WHAT YOU SHOULD DO: Copy each line containing the word "mission" from the records that follow, please.

DATASET RECORDS:
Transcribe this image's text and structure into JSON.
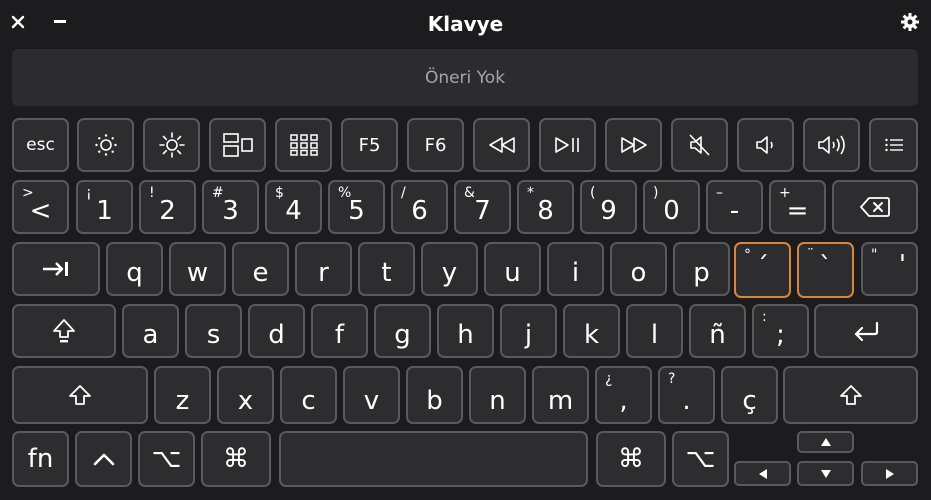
{
  "window": {
    "title": "Klavye"
  },
  "suggestions": {
    "text": "Öneri Yok"
  },
  "rows": {
    "fkeys": [
      {
        "name": "esc-key",
        "label": "esc"
      },
      {
        "name": "brightness-down-key",
        "icon": "sun-small-icon"
      },
      {
        "name": "brightness-up-key",
        "icon": "sun-large-icon"
      },
      {
        "name": "mission-control-key",
        "icon": "mission-control-icon"
      },
      {
        "name": "launchpad-key",
        "icon": "launchpad-grid-icon"
      },
      {
        "name": "f5-key",
        "label": "F5"
      },
      {
        "name": "f6-key",
        "label": "F6"
      },
      {
        "name": "rewind-key",
        "icon": "rewind-icon"
      },
      {
        "name": "play-pause-key",
        "icon": "play-pause-icon"
      },
      {
        "name": "fast-forward-key",
        "icon": "fast-forward-icon"
      },
      {
        "name": "mute-key",
        "icon": "speaker-mute-icon"
      },
      {
        "name": "volume-down-key",
        "icon": "speaker-low-icon"
      },
      {
        "name": "volume-up-key",
        "icon": "speaker-high-icon"
      },
      {
        "name": "more-key",
        "icon": "list-icon"
      }
    ],
    "number": [
      {
        "main": "<",
        "sec": ">"
      },
      {
        "main": "1",
        "sec": "¡"
      },
      {
        "main": "2",
        "sec": "!"
      },
      {
        "main": "3",
        "sec": "#"
      },
      {
        "main": "4",
        "sec": "$"
      },
      {
        "main": "5",
        "sec": "%"
      },
      {
        "main": "6",
        "sec": "/"
      },
      {
        "main": "7",
        "sec": "&"
      },
      {
        "main": "8",
        "sec": "*"
      },
      {
        "main": "9",
        "sec": "("
      },
      {
        "main": "0",
        "sec": ")"
      },
      {
        "main": "-",
        "sec": "–"
      },
      {
        "main": "=",
        "sec": "+"
      }
    ],
    "qwerty": [
      "q",
      "w",
      "e",
      "r",
      "t",
      "y",
      "u",
      "i",
      "o",
      "p"
    ],
    "qwerty_extra": [
      {
        "main": "´",
        "sec": "°"
      },
      {
        "main": "`",
        "sec": "¨"
      },
      {
        "main": "'",
        "sec": "\""
      }
    ],
    "home": [
      "a",
      "s",
      "d",
      "f",
      "g",
      "h",
      "j",
      "k",
      "l",
      "ñ"
    ],
    "home_extra": {
      "main": ";",
      "sec": ":"
    },
    "bottom": [
      "z",
      "x",
      "c",
      "v",
      "b",
      "n",
      "m"
    ],
    "bottom_extra": [
      {
        "main": ",",
        "sec": "¿"
      },
      {
        "main": ".",
        "sec": "?"
      },
      {
        "main": "ç",
        "sec": ""
      }
    ],
    "modifiers": {
      "fn": "fn",
      "control": "^",
      "option": "⌥",
      "command": "⌘"
    }
  },
  "colors": {
    "background": "#1c1c1e",
    "key": "#2d2d30",
    "key_border": "#5a5a5e",
    "highlight": "#d9863c"
  }
}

ANSWER BELOW:
        "name": "mission-control-key",
        "icon": "mission-control-icon"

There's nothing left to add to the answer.